- Exercise aim: Quote each line of the material verbatim, without the pictures.
☆ ☆ ☆
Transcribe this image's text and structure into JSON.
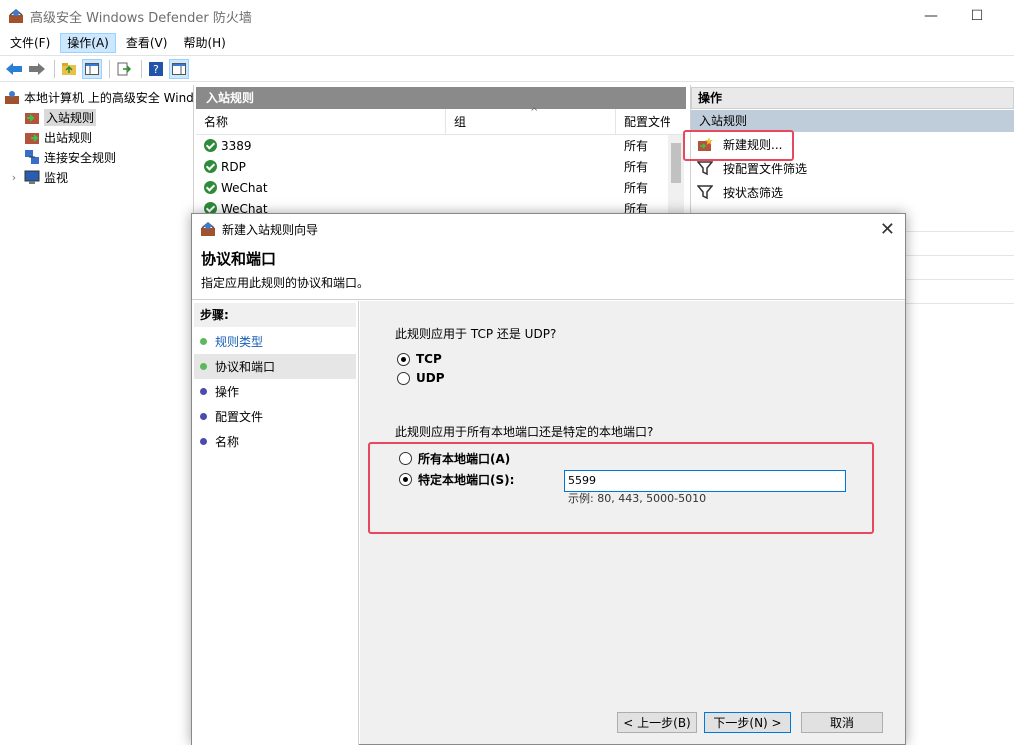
{
  "window": {
    "title": "高级安全 Windows Defender 防火墙",
    "minimize": "—",
    "maximize": "☐"
  },
  "menu": [
    "文件(F)",
    "操作(A)",
    "查看(V)",
    "帮助(H)"
  ],
  "tree": {
    "root": "本地计算机 上的高级安全 Windows Defender 防火墙",
    "items": [
      "入站规则",
      "出站规则",
      "连接安全规则",
      "监视"
    ]
  },
  "center": {
    "header": "入站规则",
    "columns": [
      "名称",
      "组",
      "配置文件"
    ],
    "rows": [
      {
        "name": "3389",
        "group": "",
        "profile": "所有"
      },
      {
        "name": "RDP",
        "group": "",
        "profile": "所有"
      },
      {
        "name": "WeChat",
        "group": "",
        "profile": "所有"
      },
      {
        "name": "WeChat",
        "group": "",
        "profile": "所有"
      }
    ]
  },
  "actions": {
    "header": "操作",
    "section": "入站规则",
    "items": [
      "新建规则...",
      "按配置文件筛选",
      "按状态筛选"
    ]
  },
  "dialog": {
    "title": "新建入站规则向导",
    "close": "✕",
    "heading": "协议和端口",
    "subheading": "指定应用此规则的协议和端口。",
    "steps_title": "步骤:",
    "steps": [
      "规则类型",
      "协议和端口",
      "操作",
      "配置文件",
      "名称"
    ],
    "q1": "此规则应用于 TCP 还是 UDP?",
    "protocol_options": [
      "TCP",
      "UDP"
    ],
    "q2": "此规则应用于所有本地端口还是特定的本地端口?",
    "port_options": [
      "所有本地端口(A)",
      "特定本地端口(S):"
    ],
    "port_value": "5599",
    "port_hint": "示例: 80, 443, 5000-5010",
    "buttons": {
      "back": "< 上一步(B)",
      "next": "下一步(N) >",
      "cancel": "取消"
    }
  },
  "colors": {
    "highlight": "#e8475f",
    "step_done": "#5cb85c",
    "step_pending": "#4a4ab0"
  }
}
☆ ☆ ☆
- Completed exercise:
Transcribe this image's text and structure into JSON.
{
  "window": {
    "title": "高级安全 Windows Defender 防火墙",
    "minimize": "—",
    "maximize": "☐"
  },
  "menu": [
    "文件(F)",
    "操作(A)",
    "查看(V)",
    "帮助(H)"
  ],
  "tree": {
    "root": "本地计算机 上的高级安全 Windows Defender 防火墙",
    "items": [
      "入站规则",
      "出站规则",
      "连接安全规则",
      "监视"
    ]
  },
  "center": {
    "header": "入站规则",
    "columns": [
      "名称",
      "组",
      "配置文件"
    ],
    "rows": [
      {
        "name": "3389",
        "group": "",
        "profile": "所有"
      },
      {
        "name": "RDP",
        "group": "",
        "profile": "所有"
      },
      {
        "name": "WeChat",
        "group": "",
        "profile": "所有"
      },
      {
        "name": "WeChat",
        "group": "",
        "profile": "所有"
      }
    ]
  },
  "actions": {
    "header": "操作",
    "section": "入站规则",
    "items": [
      "新建规则...",
      "按配置文件筛选",
      "按状态筛选"
    ]
  },
  "dialog": {
    "title": "新建入站规则向导",
    "close": "✕",
    "heading": "协议和端口",
    "subheading": "指定应用此规则的协议和端口。",
    "steps_title": "步骤:",
    "steps": [
      "规则类型",
      "协议和端口",
      "操作",
      "配置文件",
      "名称"
    ],
    "q1": "此规则应用于 TCP 还是 UDP?",
    "protocol_options": [
      "TCP",
      "UDP"
    ],
    "q2": "此规则应用于所有本地端口还是特定的本地端口?",
    "port_options": [
      "所有本地端口(A)",
      "特定本地端口(S):"
    ],
    "port_value": "5599",
    "port_hint": "示例: 80, 443, 5000-5010",
    "buttons": {
      "back": "< 上一步(B)",
      "next": "下一步(N) >",
      "cancel": "取消"
    }
  },
  "colors": {
    "highlight": "#e8475f",
    "step_done": "#5cb85c",
    "step_pending": "#4a4ab0"
  }
}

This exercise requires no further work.